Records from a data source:
— BEGIN —

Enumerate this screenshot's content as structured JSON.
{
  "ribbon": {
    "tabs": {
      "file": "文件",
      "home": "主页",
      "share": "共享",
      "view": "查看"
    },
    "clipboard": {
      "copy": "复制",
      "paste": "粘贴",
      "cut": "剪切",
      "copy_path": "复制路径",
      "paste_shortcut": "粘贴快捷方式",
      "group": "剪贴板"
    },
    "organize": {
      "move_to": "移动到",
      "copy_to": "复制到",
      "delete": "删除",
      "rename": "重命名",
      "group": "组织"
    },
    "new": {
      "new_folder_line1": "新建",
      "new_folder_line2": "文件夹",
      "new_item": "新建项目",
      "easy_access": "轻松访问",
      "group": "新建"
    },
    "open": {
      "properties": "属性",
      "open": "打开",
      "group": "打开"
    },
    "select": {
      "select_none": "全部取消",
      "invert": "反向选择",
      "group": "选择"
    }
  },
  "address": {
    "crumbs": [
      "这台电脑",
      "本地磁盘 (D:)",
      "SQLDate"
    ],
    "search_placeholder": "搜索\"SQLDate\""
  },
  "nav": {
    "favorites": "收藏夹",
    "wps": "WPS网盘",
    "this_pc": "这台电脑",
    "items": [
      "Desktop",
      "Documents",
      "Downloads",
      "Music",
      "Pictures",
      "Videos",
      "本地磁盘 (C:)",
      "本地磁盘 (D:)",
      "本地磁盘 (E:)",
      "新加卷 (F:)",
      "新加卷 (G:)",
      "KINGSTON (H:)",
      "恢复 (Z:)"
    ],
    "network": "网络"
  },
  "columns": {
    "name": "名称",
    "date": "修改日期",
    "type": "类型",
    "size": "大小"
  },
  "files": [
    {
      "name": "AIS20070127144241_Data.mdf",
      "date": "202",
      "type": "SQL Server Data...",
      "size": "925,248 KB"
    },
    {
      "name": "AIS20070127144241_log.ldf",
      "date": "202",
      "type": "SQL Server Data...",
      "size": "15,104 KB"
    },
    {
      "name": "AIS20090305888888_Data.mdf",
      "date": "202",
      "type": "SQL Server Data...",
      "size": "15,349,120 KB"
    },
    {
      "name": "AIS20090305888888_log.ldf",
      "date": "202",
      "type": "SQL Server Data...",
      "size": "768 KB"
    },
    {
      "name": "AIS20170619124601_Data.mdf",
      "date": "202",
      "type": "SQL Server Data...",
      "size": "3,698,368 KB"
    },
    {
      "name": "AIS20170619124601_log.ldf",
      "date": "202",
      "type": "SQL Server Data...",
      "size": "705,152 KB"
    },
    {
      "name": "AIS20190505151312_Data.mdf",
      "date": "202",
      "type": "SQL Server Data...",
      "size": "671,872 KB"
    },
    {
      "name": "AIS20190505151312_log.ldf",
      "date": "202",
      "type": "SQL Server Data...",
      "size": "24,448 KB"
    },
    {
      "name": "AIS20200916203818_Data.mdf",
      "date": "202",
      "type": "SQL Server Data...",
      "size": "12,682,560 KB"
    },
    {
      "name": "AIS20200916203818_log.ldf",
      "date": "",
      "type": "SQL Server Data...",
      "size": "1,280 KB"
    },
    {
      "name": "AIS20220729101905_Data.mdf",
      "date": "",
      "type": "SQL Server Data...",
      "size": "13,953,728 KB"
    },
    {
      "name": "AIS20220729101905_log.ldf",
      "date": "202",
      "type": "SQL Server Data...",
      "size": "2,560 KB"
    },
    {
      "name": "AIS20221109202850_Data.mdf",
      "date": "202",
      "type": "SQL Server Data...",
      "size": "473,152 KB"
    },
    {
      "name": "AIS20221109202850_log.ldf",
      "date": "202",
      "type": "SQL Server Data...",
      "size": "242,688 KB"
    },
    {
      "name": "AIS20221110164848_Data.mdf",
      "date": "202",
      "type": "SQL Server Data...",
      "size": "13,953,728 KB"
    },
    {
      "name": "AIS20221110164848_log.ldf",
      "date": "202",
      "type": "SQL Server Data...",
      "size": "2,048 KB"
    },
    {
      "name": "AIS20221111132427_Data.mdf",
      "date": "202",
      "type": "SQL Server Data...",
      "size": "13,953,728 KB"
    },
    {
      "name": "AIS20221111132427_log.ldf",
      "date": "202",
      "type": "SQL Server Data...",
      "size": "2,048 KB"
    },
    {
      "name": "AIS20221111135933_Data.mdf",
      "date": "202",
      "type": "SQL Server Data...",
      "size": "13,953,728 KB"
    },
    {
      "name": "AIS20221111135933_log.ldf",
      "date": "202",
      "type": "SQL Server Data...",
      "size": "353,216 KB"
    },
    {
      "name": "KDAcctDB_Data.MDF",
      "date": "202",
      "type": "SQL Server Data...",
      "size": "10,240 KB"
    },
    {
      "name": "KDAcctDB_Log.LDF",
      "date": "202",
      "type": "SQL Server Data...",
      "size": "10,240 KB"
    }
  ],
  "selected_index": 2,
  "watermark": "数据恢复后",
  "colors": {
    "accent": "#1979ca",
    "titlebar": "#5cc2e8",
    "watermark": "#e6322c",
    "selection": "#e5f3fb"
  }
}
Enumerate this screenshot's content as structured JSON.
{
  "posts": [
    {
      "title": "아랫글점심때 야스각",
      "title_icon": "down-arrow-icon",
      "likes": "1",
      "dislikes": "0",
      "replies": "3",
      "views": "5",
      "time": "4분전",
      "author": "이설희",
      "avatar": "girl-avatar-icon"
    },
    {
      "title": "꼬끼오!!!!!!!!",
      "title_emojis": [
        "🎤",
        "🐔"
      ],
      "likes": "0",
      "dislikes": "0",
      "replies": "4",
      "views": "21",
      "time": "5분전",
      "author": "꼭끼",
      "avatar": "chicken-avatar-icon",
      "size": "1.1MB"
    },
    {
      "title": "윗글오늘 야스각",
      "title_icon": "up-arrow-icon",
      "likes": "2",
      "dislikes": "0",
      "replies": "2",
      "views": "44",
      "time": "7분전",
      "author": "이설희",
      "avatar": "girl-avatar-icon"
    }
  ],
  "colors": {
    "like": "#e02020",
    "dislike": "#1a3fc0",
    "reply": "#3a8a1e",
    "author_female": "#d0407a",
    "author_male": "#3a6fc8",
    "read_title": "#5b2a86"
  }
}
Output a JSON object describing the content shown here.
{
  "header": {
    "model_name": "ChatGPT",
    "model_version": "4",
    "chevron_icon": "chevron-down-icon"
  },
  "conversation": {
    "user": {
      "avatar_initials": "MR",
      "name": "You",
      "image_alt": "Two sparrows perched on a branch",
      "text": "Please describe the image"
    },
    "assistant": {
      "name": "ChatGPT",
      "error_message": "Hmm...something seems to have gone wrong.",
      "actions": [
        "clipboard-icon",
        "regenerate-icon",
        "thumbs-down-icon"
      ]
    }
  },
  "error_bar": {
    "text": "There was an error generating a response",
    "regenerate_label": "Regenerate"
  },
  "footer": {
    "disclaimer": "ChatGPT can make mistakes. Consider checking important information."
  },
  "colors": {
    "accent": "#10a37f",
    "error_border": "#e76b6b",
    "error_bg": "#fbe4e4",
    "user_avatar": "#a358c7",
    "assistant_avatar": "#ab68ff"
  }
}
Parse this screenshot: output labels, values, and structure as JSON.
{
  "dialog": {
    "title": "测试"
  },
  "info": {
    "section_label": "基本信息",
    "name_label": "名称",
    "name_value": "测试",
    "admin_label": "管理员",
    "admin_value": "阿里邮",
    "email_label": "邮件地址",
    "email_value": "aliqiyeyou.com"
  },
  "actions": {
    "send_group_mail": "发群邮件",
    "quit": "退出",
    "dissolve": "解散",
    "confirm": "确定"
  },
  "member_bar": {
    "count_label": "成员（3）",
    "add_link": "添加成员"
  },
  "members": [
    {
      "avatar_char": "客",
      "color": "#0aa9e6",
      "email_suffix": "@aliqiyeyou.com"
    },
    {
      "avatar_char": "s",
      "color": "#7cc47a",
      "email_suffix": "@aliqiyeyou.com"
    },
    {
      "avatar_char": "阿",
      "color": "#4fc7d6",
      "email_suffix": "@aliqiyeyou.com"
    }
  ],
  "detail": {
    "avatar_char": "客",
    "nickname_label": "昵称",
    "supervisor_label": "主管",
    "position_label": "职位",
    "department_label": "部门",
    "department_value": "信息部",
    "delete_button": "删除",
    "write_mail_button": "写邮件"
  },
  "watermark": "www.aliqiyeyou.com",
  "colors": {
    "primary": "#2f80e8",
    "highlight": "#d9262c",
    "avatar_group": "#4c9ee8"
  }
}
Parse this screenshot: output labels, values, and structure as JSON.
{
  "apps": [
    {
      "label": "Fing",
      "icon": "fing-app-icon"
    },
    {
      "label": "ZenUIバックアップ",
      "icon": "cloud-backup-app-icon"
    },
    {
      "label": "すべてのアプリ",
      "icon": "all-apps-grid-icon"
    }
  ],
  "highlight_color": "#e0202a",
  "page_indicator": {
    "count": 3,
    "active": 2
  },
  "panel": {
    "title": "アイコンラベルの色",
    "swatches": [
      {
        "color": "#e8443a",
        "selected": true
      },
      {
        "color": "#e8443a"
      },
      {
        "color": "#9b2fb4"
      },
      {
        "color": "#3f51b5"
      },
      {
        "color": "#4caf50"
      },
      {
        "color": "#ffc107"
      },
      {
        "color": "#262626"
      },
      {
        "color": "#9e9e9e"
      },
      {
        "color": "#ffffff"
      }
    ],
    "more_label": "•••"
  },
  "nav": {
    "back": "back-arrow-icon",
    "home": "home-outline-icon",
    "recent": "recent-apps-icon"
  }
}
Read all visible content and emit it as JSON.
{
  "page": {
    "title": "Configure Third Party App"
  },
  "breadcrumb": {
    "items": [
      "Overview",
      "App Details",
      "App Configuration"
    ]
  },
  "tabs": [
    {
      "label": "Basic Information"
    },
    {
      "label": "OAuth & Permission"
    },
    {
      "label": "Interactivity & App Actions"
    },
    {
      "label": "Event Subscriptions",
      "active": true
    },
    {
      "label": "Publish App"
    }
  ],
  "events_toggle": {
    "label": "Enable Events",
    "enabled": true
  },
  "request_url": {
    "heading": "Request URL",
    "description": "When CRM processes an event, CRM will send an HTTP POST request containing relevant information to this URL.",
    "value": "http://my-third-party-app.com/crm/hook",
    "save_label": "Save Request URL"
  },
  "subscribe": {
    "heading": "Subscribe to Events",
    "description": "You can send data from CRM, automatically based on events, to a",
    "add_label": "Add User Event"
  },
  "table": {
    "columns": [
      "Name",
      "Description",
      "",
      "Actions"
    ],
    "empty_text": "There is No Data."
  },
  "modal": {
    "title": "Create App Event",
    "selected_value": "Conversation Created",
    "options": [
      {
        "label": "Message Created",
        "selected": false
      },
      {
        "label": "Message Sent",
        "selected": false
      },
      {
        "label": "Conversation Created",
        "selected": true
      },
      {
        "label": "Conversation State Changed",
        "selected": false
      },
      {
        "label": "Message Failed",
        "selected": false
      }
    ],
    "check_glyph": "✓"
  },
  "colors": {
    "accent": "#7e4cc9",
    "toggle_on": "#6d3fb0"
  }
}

— END —

Instructions to follow: Pick out the lines containing the word "content" and show them.

Solution to the exercise:
Enumerate this screenshot's content as structured JSON.
Enumerate this screenshot's content as structured JSON.
Output a JSON object describing the content shown here.
Read all visible content and emit it as JSON.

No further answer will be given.